• EXERCISE TASK:
Drop every picture, then transcribe the remaining data exactly.

START

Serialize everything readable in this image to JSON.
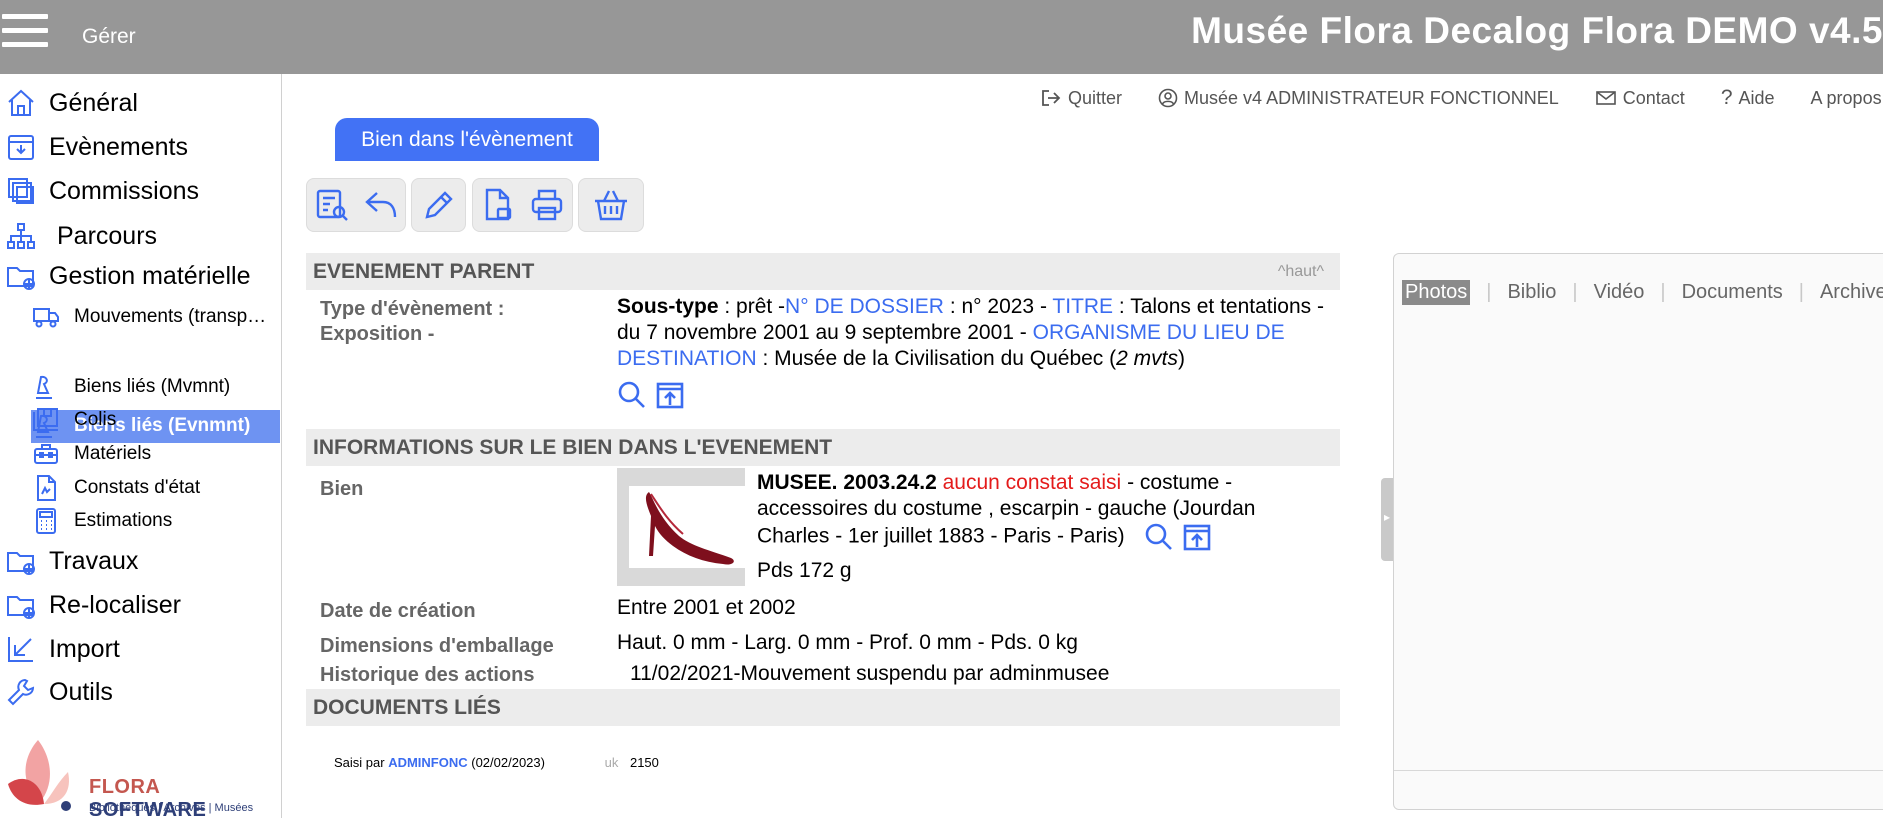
{
  "header": {
    "menu_label": "Gérer",
    "app_title": "Musée Flora Decalog Flora DEMO v4.5"
  },
  "sidebar": {
    "items": [
      {
        "label": "Général",
        "icon": "home-icon"
      },
      {
        "label": "Evènements",
        "icon": "inbox-icon"
      },
      {
        "label": "Commissions",
        "icon": "stack-icon"
      },
      {
        "label": "Parcours",
        "icon": "sitemap-icon"
      },
      {
        "label": "Gestion matérielle",
        "icon": "folder-globe-icon"
      },
      {
        "label": "Travaux",
        "icon": "folder-globe-icon"
      },
      {
        "label": "Re-localiser",
        "icon": "folder-globe-icon"
      },
      {
        "label": "Import",
        "icon": "import-arrow-icon"
      },
      {
        "label": "Outils",
        "icon": "wrench-icon"
      }
    ],
    "subitems": [
      {
        "label": "Mouvements (transp…",
        "icon": "truck-icon"
      },
      {
        "label": "Biens liés (Evnmnt)",
        "icon": "object-icon"
      },
      {
        "label": "Biens liés (Mvmnt)",
        "icon": "object-icon"
      },
      {
        "label": "Colis",
        "icon": "package-icon"
      },
      {
        "label": "Matériels",
        "icon": "toolbox-icon"
      },
      {
        "label": "Constats d'état",
        "icon": "document-icon"
      },
      {
        "label": "Estimations",
        "icon": "calculator-icon"
      }
    ],
    "logo": {
      "brand_a": "FLORA",
      "brand_b": "SOFTWARE",
      "tagline": "Bibliothèques | Archives | Musées"
    }
  },
  "top_links": {
    "quit": "Quitter",
    "user": "Musée v4 ADMINISTRATEUR FONCTIONNEL",
    "contact": "Contact",
    "help": "Aide",
    "about": "A propos"
  },
  "tab_label": "Bien dans l'évènement",
  "sections": {
    "parent": "EVENEMENT PARENT",
    "haut": "^haut^",
    "info": "INFORMATIONS SUR LE BIEN DANS L'EVENEMENT",
    "docs": "DOCUMENTS LIÉS"
  },
  "event": {
    "type_label": "Type d'évènement :",
    "type_value": "Exposition -",
    "subtype_label": "Sous-type",
    "subtype_value": " : prêt -",
    "dossier_label": "N° DE DOSSIER",
    "dossier_value": " : n° 2023 - ",
    "title_label": "TITRE",
    "title_value": " : Talons et tentations - du 7 novembre 2001 au 9 septembre 2001 - ",
    "org_label": "ORGANISME DU LIEU DE DESTINATION",
    "org_value": " : Musée de la Civilisation du Québec (",
    "mvts": "2 mvts",
    "close": ")"
  },
  "item": {
    "label": "Bien",
    "inventory": "MUSEE. 2003.24.2",
    "no_report": "aucun constat saisi",
    "description": " - costume - accessoires du costume , escarpin - gauche (Jourdan Charles - 1er juillet 1883 - Paris - Paris)",
    "weight": "Pds 172  g",
    "creation_label": "Date de création",
    "creation_value": "Entre 2001 et 2002",
    "pack_label": "Dimensions d'emballage",
    "pack_value": "Haut. 0 mm  - Larg. 0 mm  - Prof. 0 mm  - Pds. 0 kg",
    "history_label": "Historique des actions",
    "history_value": "11/02/2021-Mouvement suspendu par adminmusee"
  },
  "footer": {
    "entered_by": "Saisi par ",
    "user": "ADMINFONC",
    "date": " (02/02/2023)",
    "uk_label": "uk",
    "uk_value": "2150"
  },
  "media_tabs": [
    "Photos",
    "Biblio",
    "Vidéo",
    "Documents",
    "Archives"
  ],
  "colors": {
    "accent": "#3b6cf0",
    "header": "#979797",
    "tab": "#4272f5",
    "active_nav": "#6e93f2",
    "warning": "#e41b1b"
  }
}
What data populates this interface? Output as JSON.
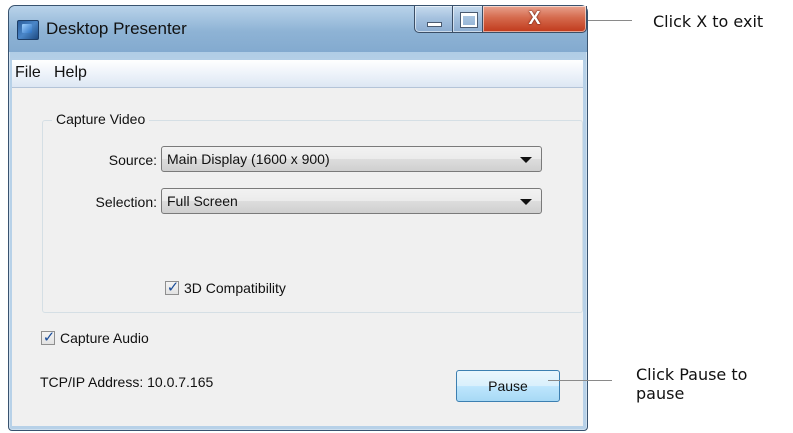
{
  "window": {
    "title": "Desktop Presenter",
    "close_glyph": "X",
    "minimize_icon": "minimize-icon",
    "maximize_icon": "maximize-icon"
  },
  "menu": {
    "items": [
      {
        "label": "File"
      },
      {
        "label": "Help"
      }
    ]
  },
  "capture_video": {
    "group_label": "Capture Video",
    "source_label": "Source:",
    "source_value": "Main Display (1600 x 900)",
    "selection_label": "Selection:",
    "selection_value": "Full Screen",
    "compat_label": "3D Compatibility",
    "compat_checked": true
  },
  "capture_audio": {
    "label": "Capture Audio",
    "checked": true
  },
  "network": {
    "ip_text": "TCP/IP Address: 10.0.7.165"
  },
  "actions": {
    "pause_label": "Pause"
  },
  "annotations": {
    "exit_note": "Click X to exit",
    "pause_note_line1": "Click Pause to",
    "pause_note_line2": "pause"
  },
  "colors": {
    "close_button": "#c0391b",
    "pause_button_border": "#3c7fb1",
    "checkmark": "#1c4e9a"
  }
}
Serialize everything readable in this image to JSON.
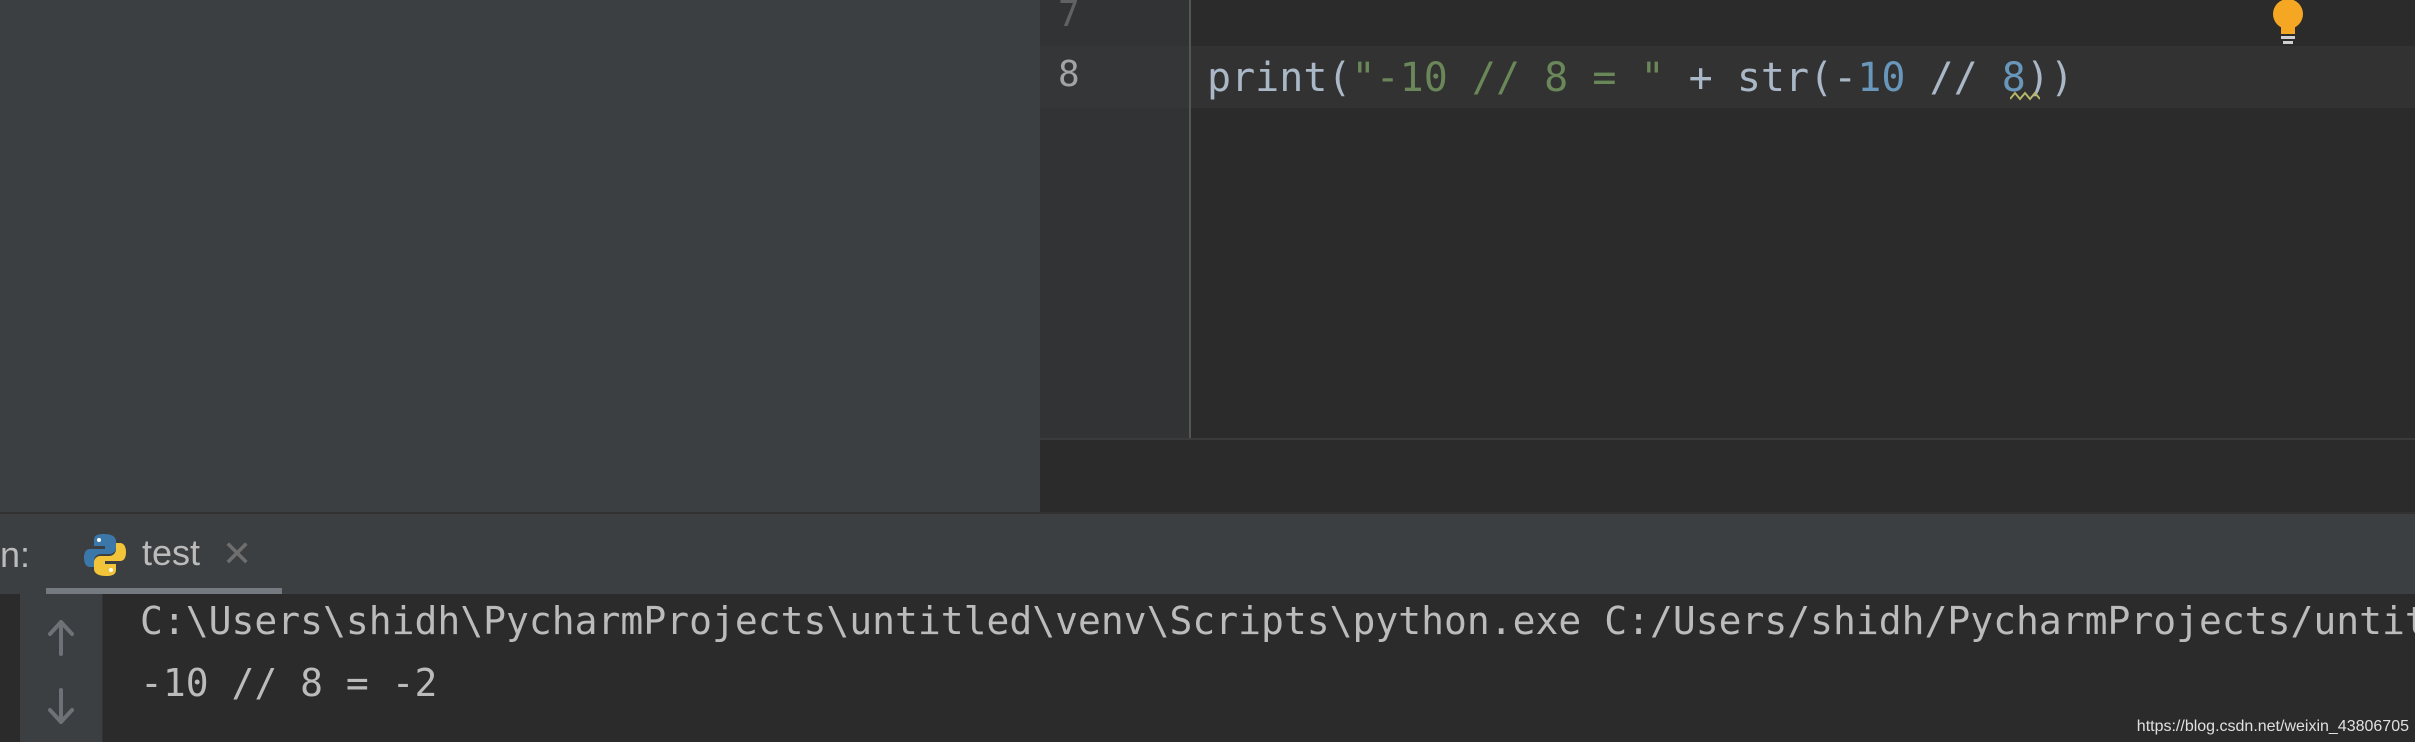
{
  "editor": {
    "line_numbers": [
      "7",
      "8"
    ],
    "code_tokens": [
      {
        "text": "print(",
        "cls": "tok-plain"
      },
      {
        "text": "\"-10 // 8 = \"",
        "cls": "tok-str"
      },
      {
        "text": " + str(-",
        "cls": "tok-plain"
      },
      {
        "text": "10",
        "cls": "tok-num"
      },
      {
        "text": " // ",
        "cls": "tok-plain"
      },
      {
        "text": "8",
        "cls": "tok-num"
      },
      {
        "text": "))",
        "cls": "tok-plain"
      }
    ]
  },
  "run": {
    "label": "n:",
    "tab_label": "test",
    "close_glyph": "✕",
    "console_lines": [
      "C:\\Users\\shidh\\PycharmProjects\\untitled\\venv\\Scripts\\python.exe C:/Users/shidh/PycharmProjects/untitled/test.py",
      "-10 // 8 = -2"
    ]
  },
  "watermark": "https://blog.csdn.net/weixin_43806705",
  "colors": {
    "string": "#6a8759",
    "number": "#6897bb",
    "plain": "#a9b7c6",
    "bulb": "#f5a623"
  },
  "icons": [
    "lightbulb-icon",
    "python-icon",
    "close-icon",
    "arrow-up-icon",
    "arrow-down-icon"
  ]
}
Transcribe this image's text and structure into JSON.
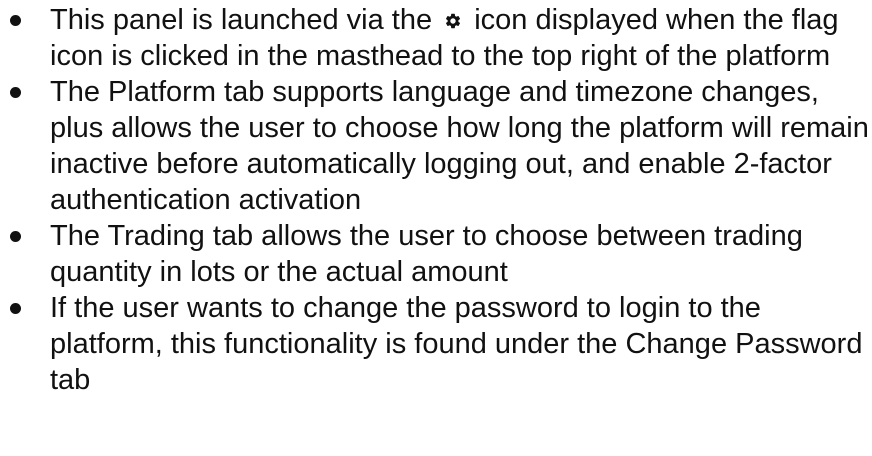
{
  "bullets": [
    {
      "part1": "This panel is launched via the",
      "icon": "gear-icon",
      "part2": "icon displayed when the flag icon is clicked in the masthead to the top right of the platform"
    },
    {
      "text": "The Platform tab supports language and timezone changes, plus allows the user to choose how long the platform will remain inactive before automatically logging out, and enable 2-factor authentication activation"
    },
    {
      "text": "The Trading tab allows the user to choose between trading quantity in lots or the actual amount"
    },
    {
      "text": "If the user wants to change the password to login to the platform, this functionality is found under the Change Password tab"
    }
  ]
}
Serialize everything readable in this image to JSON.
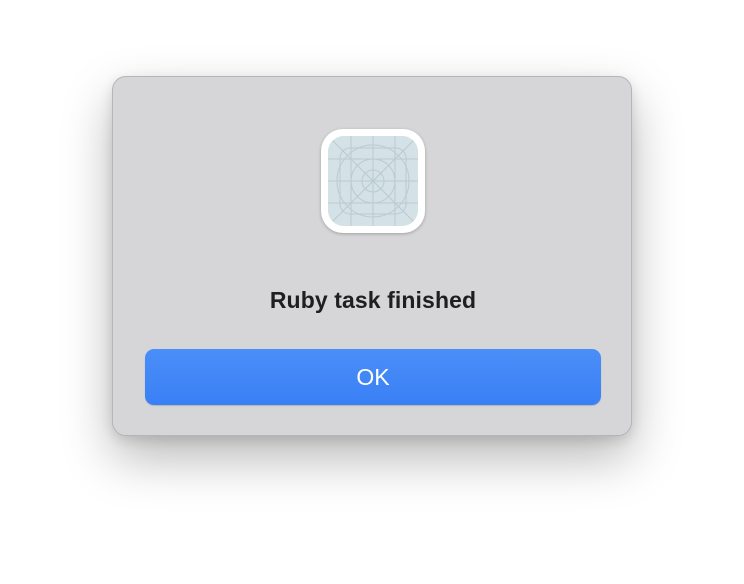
{
  "dialog": {
    "title": "Ruby task finished",
    "ok_label": "OK",
    "icon": "app-placeholder-icon"
  },
  "colors": {
    "dialog_background": "#d6d5d8",
    "button_background": "#3f85f6",
    "button_text": "#ffffff",
    "title_text": "#1f1f1f",
    "icon_fill": "#d4e1e6",
    "icon_lines": "#b7c9d0"
  }
}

END

• EXERCISE SOLUTION:
Serialize everything readable in this image to JSON.
{
  "header": {
    "menu_label": "Gérer",
    "app_title": "Musée Flora Decalog Flora DEMO v4.5"
  },
  "sidebar": {
    "items": [
      {
        "label": "Général",
        "icon": "home-icon"
      },
      {
        "label": "Evènements",
        "icon": "inbox-icon"
      },
      {
        "label": "Commissions",
        "icon": "stack-icon"
      },
      {
        "label": "Parcours",
        "icon": "sitemap-icon"
      },
      {
        "label": "Gestion matérielle",
        "icon": "folder-globe-icon"
      },
      {
        "label": "Travaux",
        "icon": "folder-globe-icon"
      },
      {
        "label": "Re-localiser",
        "icon": "folder-globe-icon"
      },
      {
        "label": "Import",
        "icon": "import-arrow-icon"
      },
      {
        "label": "Outils",
        "icon": "wrench-icon"
      }
    ],
    "subitems": [
      {
        "label": "Mouvements (transp…",
        "icon": "truck-icon"
      },
      {
        "label": "Biens liés (Evnmnt)",
        "icon": "object-icon"
      },
      {
        "label": "Biens liés (Mvmnt)",
        "icon": "object-icon"
      },
      {
        "label": "Colis",
        "icon": "package-icon"
      },
      {
        "label": "Matériels",
        "icon": "toolbox-icon"
      },
      {
        "label": "Constats d'état",
        "icon": "document-icon"
      },
      {
        "label": "Estimations",
        "icon": "calculator-icon"
      }
    ],
    "logo": {
      "brand_a": "FLORA",
      "brand_b": "SOFTWARE",
      "tagline": "Bibliothèques | Archives | Musées"
    }
  },
  "top_links": {
    "quit": "Quitter",
    "user": "Musée v4 ADMINISTRATEUR FONCTIONNEL",
    "contact": "Contact",
    "help": "Aide",
    "about": "A propos"
  },
  "tab_label": "Bien dans l'évènement",
  "sections": {
    "parent": "EVENEMENT PARENT",
    "haut": "^haut^",
    "info": "INFORMATIONS SUR LE BIEN DANS L'EVENEMENT",
    "docs": "DOCUMENTS LIÉS"
  },
  "event": {
    "type_label": "Type d'évènement :",
    "type_value": "Exposition -",
    "subtype_label": "Sous-type",
    "subtype_value": " : prêt -",
    "dossier_label": "N° DE DOSSIER",
    "dossier_value": " : n° 2023 - ",
    "title_label": "TITRE",
    "title_value": " : Talons et tentations - du 7 novembre 2001 au 9 septembre 2001 - ",
    "org_label": "ORGANISME DU LIEU DE DESTINATION",
    "org_value": " : Musée de la Civilisation du Québec (",
    "mvts": "2 mvts",
    "close": ")"
  },
  "item": {
    "label": "Bien",
    "inventory": "MUSEE. 2003.24.2",
    "no_report": "aucun constat saisi",
    "description": " - costume - accessoires du costume , escarpin - gauche (Jourdan Charles - 1er juillet 1883 - Paris - Paris)",
    "weight": "Pds 172  g",
    "creation_label": "Date de création",
    "creation_value": "Entre 2001 et 2002",
    "pack_label": "Dimensions d'emballage",
    "pack_value": "Haut. 0 mm  - Larg. 0 mm  - Prof. 0 mm  - Pds. 0 kg",
    "history_label": "Historique des actions",
    "history_value": "11/02/2021-Mouvement suspendu par adminmusee"
  },
  "footer": {
    "entered_by": "Saisi par ",
    "user": "ADMINFONC",
    "date": " (02/02/2023)",
    "uk_label": "uk",
    "uk_value": "2150"
  },
  "media_tabs": [
    "Photos",
    "Biblio",
    "Vidéo",
    "Documents",
    "Archives"
  ],
  "colors": {
    "accent": "#3b6cf0",
    "header": "#979797",
    "tab": "#4272f5",
    "active_nav": "#6e93f2",
    "warning": "#e41b1b"
  }
}
What data populates this interface? Output as JSON.
{
  "window": {
    "title": "Desktop Presenter",
    "close_glyph": "X",
    "minimize_icon": "minimize-icon",
    "maximize_icon": "maximize-icon"
  },
  "menu": {
    "items": [
      {
        "label": "File"
      },
      {
        "label": "Help"
      }
    ]
  },
  "capture_video": {
    "group_label": "Capture Video",
    "source_label": "Source:",
    "source_value": "Main Display (1600 x 900)",
    "selection_label": "Selection:",
    "selection_value": "Full Screen",
    "compat_label": "3D Compatibility",
    "compat_checked": true
  },
  "capture_audio": {
    "label": "Capture Audio",
    "checked": true
  },
  "network": {
    "ip_text": "TCP/IP Address: 10.0.7.165"
  },
  "actions": {
    "pause_label": "Pause"
  },
  "annotations": {
    "exit_note": "Click X to exit",
    "pause_note_line1": "Click Pause to",
    "pause_note_line2": "pause"
  },
  "colors": {
    "close_button": "#c0391b",
    "pause_button_border": "#3c7fb1",
    "checkmark": "#1c4e9a"
  }
}
Serialize everything readable in this image to JSON.
{
  "editor": {
    "line_numbers": [
      "7",
      "8"
    ],
    "code_tokens": [
      {
        "text": "print(",
        "cls": "tok-plain"
      },
      {
        "text": "\"-10 // 8 = \"",
        "cls": "tok-str"
      },
      {
        "text": " + str(-",
        "cls": "tok-plain"
      },
      {
        "text": "10",
        "cls": "tok-num"
      },
      {
        "text": " // ",
        "cls": "tok-plain"
      },
      {
        "text": "8",
        "cls": "tok-num"
      },
      {
        "text": "))",
        "cls": "tok-plain"
      }
    ]
  },
  "run": {
    "label": "n:",
    "tab_label": "test",
    "close_glyph": "✕",
    "console_lines": [
      "C:\\Users\\shidh\\PycharmProjects\\untitled\\venv\\Scripts\\python.exe C:/Users/shidh/PycharmProjects/untitled/test.py",
      "-10 // 8 = -2"
    ]
  },
  "watermark": "https://blog.csdn.net/weixin_43806705",
  "colors": {
    "string": "#6a8759",
    "number": "#6897bb",
    "plain": "#a9b7c6",
    "bulb": "#f5a623"
  },
  "icons": [
    "lightbulb-icon",
    "python-icon",
    "close-icon",
    "arrow-up-icon",
    "arrow-down-icon"
  ]
}
Transcribe this image's text and structure into JSON.
{
  "bullets": [
    {
      "part1": "This panel is launched via the",
      "icon": "gear-icon",
      "part2": "icon displayed when the flag icon is clicked in the masthead to the top right of the platform"
    },
    {
      "text": "The Platform tab supports language and timezone changes, plus allows the user to choose how long the platform will remain inactive before automatically logging out, and enable 2-factor authentication activation"
    },
    {
      "text": "The Trading tab allows the user to choose between trading quantity in lots or the actual amount"
    },
    {
      "text": "If the user wants to change the password to login to the platform, this functionality is found under the Change Password tab"
    }
  ]
}
Serialize everything readable in this image to JSON.
{
  "dialog": {
    "title": "Ruby task finished",
    "ok_label": "OK",
    "icon": "app-placeholder-icon"
  },
  "colors": {
    "dialog_background": "#d6d5d8",
    "button_background": "#3f85f6",
    "button_text": "#ffffff",
    "title_text": "#1f1f1f",
    "icon_fill": "#d4e1e6",
    "icon_lines": "#b7c9d0"
  }
}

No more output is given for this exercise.